# [Records from a dataset]
>> start
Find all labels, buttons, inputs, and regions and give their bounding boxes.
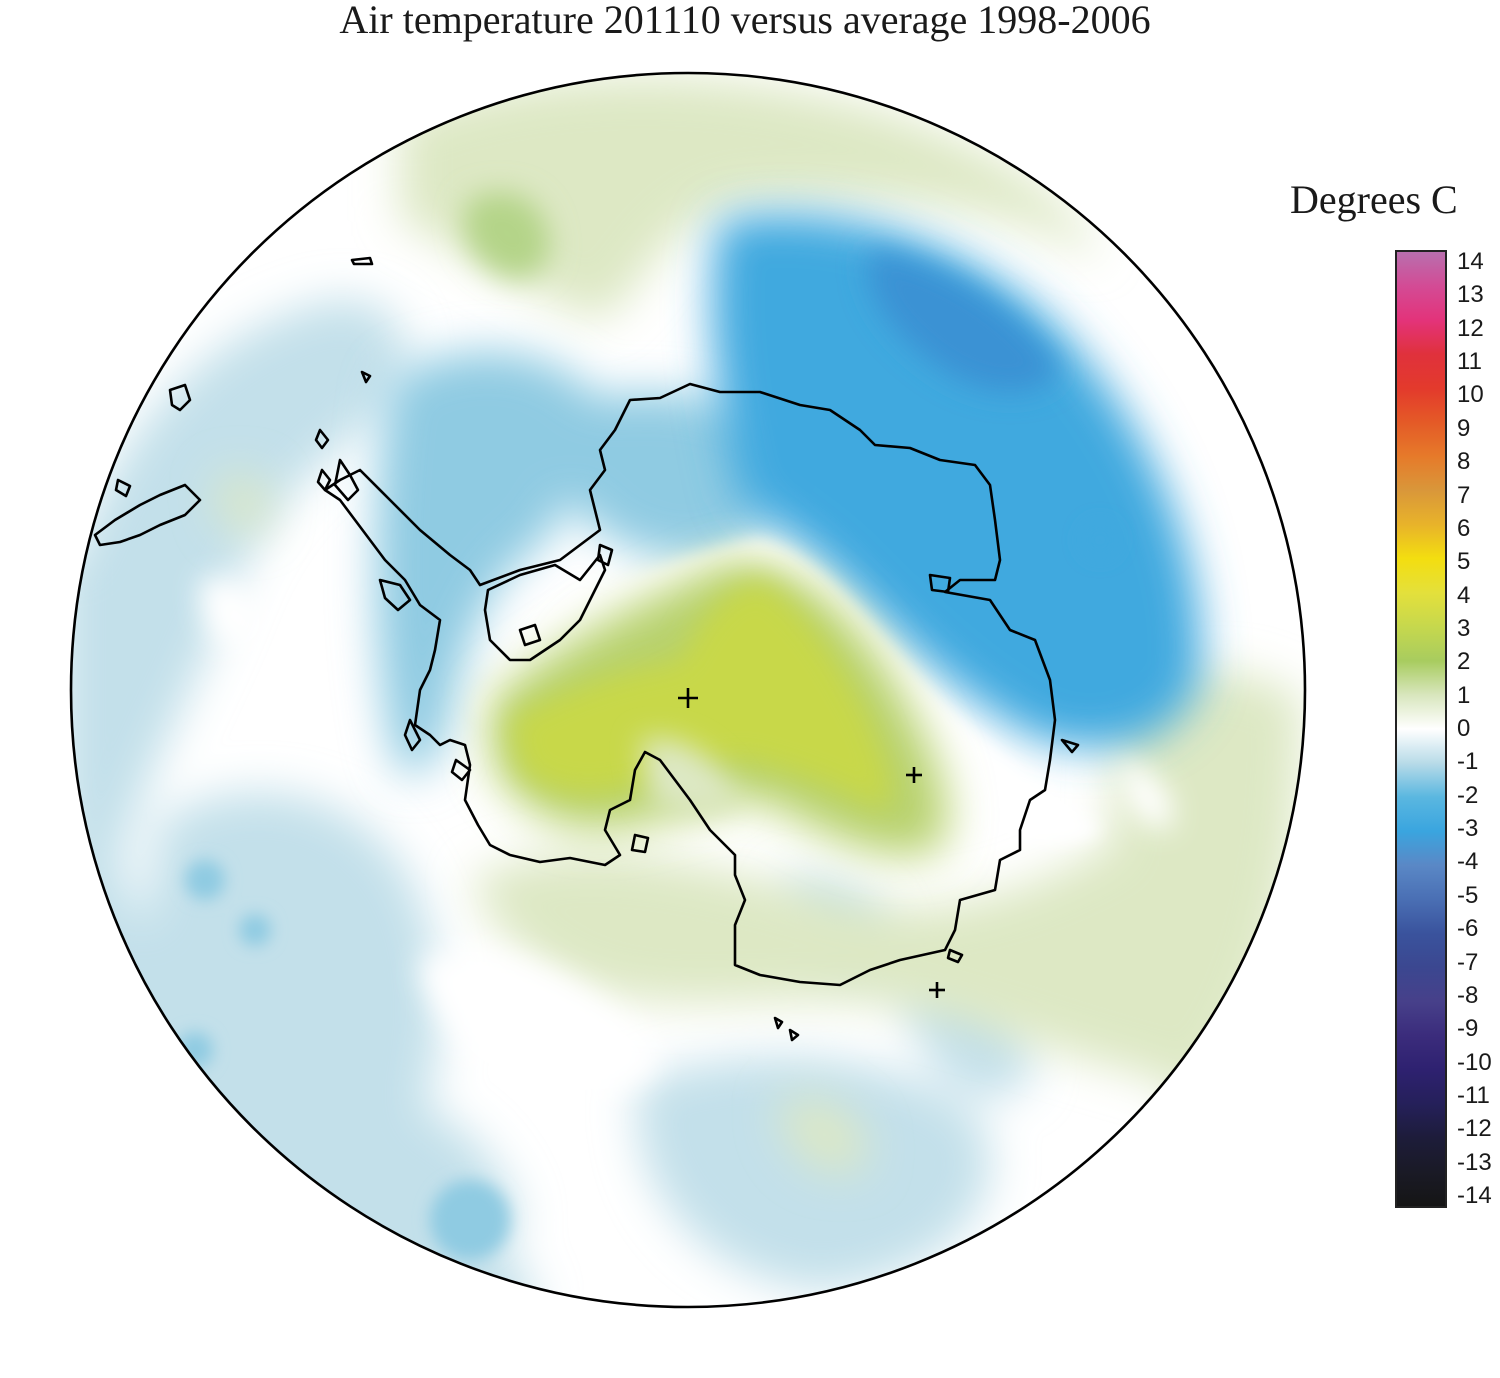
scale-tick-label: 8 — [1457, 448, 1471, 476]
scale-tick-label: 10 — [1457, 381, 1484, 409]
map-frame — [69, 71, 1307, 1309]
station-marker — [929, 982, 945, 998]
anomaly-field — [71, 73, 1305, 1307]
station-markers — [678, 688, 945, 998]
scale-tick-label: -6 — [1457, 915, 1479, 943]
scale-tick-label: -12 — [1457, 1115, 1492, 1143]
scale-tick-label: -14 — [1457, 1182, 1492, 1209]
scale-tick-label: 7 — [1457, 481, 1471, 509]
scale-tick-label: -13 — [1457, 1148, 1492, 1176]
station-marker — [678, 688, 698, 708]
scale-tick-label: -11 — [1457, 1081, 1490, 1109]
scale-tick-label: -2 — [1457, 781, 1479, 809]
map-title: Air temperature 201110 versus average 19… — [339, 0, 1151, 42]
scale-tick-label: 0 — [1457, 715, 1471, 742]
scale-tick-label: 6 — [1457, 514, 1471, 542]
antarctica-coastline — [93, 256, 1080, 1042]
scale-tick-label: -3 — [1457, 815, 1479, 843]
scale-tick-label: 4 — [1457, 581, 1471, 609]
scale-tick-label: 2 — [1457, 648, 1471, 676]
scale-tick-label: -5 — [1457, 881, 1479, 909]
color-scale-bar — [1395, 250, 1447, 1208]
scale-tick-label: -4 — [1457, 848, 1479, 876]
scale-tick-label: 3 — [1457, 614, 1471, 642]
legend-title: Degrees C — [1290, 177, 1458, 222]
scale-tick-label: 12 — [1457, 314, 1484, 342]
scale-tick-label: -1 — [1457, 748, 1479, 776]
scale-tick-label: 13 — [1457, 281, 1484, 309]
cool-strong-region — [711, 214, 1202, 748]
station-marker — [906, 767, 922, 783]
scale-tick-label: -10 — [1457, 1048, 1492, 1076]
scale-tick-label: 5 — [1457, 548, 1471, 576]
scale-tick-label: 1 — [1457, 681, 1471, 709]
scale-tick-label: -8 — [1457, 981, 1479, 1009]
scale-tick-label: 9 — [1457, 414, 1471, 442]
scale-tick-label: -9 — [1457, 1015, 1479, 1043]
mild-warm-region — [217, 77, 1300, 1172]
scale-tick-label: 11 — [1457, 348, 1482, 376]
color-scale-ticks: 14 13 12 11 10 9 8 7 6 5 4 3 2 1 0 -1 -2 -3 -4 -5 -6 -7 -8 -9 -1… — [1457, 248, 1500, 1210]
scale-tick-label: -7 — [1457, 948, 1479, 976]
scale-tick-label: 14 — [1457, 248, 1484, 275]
>> end
>> start
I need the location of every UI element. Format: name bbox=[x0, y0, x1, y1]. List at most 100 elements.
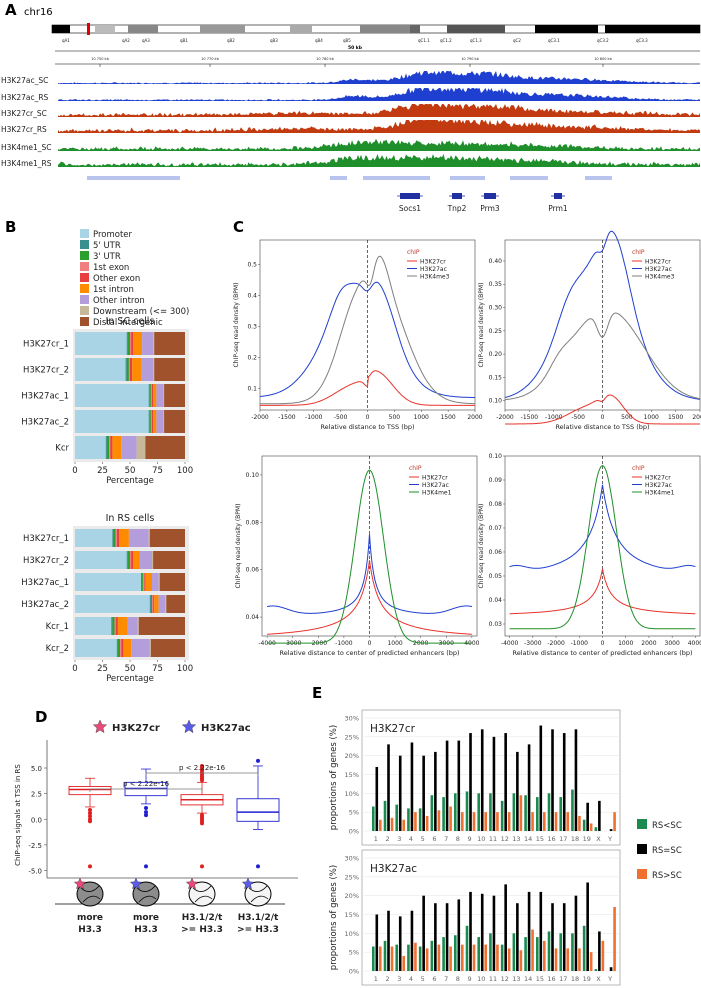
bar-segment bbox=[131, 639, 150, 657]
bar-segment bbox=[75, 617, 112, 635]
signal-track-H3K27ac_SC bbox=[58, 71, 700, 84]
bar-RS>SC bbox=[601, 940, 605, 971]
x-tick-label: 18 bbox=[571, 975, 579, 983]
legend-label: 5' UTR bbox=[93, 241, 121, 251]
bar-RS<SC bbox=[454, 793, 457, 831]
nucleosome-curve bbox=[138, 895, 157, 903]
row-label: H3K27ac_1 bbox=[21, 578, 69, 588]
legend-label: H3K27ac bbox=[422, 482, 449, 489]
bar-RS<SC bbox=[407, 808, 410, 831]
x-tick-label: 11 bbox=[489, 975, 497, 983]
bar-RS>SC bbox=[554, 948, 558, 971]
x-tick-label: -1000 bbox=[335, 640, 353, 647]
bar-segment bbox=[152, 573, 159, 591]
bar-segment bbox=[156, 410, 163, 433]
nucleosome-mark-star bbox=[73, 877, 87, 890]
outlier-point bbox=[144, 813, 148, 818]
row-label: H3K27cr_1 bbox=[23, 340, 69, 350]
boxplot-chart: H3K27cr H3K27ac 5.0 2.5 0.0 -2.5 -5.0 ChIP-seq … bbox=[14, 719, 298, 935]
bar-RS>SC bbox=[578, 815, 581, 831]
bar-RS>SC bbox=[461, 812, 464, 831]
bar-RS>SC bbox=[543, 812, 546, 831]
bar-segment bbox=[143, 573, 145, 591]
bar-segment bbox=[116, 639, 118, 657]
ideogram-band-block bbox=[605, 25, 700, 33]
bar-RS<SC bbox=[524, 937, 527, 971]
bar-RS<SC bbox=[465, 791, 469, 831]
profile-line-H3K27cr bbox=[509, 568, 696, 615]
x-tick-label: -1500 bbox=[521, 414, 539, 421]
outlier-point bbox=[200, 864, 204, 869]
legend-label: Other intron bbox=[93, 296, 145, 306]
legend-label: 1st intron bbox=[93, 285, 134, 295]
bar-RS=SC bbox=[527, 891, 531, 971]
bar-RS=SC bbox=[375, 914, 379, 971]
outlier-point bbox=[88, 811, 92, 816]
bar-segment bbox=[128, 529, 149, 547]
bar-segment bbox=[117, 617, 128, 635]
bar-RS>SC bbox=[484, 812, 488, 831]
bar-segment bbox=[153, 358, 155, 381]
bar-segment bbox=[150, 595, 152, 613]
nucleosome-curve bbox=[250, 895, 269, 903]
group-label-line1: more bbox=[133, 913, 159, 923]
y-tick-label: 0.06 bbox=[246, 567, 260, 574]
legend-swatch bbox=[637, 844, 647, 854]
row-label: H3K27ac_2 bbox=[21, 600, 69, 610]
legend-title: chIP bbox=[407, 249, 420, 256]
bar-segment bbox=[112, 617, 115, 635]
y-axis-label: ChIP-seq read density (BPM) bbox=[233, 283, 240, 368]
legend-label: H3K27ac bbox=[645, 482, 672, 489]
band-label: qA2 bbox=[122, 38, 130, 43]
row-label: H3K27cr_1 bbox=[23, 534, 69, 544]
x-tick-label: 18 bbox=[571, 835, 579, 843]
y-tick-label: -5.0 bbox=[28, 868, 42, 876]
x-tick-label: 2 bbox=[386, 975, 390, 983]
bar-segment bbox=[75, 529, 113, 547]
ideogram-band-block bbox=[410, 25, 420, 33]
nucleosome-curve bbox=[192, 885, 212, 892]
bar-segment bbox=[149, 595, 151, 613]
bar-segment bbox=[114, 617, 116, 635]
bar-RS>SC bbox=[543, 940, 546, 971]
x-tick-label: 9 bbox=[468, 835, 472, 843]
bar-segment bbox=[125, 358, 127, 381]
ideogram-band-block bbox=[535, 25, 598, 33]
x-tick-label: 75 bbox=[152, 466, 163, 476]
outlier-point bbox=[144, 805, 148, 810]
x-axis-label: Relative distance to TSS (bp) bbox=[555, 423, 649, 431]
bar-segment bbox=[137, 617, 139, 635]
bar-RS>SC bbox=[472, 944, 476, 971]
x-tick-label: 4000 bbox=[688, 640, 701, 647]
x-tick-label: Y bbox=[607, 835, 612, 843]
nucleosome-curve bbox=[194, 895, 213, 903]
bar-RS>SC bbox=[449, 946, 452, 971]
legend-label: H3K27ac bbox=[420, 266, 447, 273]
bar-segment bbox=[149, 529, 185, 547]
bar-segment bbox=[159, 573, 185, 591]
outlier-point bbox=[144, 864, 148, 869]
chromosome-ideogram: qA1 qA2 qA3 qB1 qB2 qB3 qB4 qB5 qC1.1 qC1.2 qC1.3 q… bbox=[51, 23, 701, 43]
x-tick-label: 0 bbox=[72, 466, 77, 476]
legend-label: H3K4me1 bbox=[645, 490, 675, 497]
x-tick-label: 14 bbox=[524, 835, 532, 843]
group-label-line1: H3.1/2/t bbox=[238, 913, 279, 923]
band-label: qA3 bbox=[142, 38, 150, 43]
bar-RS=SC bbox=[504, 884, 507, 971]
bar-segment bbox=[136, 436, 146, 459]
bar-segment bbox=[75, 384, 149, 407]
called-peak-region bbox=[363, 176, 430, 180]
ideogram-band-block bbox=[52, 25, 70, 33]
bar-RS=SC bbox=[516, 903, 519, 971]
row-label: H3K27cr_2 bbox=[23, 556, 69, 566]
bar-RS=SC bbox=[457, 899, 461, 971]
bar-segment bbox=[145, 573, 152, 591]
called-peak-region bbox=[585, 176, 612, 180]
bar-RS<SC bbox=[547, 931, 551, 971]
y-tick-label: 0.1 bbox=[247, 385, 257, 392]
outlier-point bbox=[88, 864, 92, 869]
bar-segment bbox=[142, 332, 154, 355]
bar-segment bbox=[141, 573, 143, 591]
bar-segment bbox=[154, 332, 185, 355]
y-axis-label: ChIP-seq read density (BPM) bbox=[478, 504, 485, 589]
>> end
# [Given problem]
Write out the lines starting with the one that has "scale-tick-label: 8 — [1457, 448, 1471, 476]" and ending after the one that has "scale-tick-label: 7 — [1457, 481, 1471, 509]", with each line unchanged.

# [Written answer]
scale-tick-label: 8 — [1457, 448, 1471, 476]
scale-tick-label: 10 — [1457, 381, 1484, 409]
map-frame — [69, 71, 1307, 1309]
station-marker — [929, 982, 945, 998]
anomaly-field — [71, 73, 1305, 1307]
station-markers — [678, 688, 945, 998]
scale-tick-label: -6 — [1457, 915, 1479, 943]
scale-tick-label: -12 — [1457, 1115, 1492, 1143]
scale-tick-label: -14 — [1457, 1182, 1492, 1209]
scale-tick-label: 7 — [1457, 481, 1471, 509]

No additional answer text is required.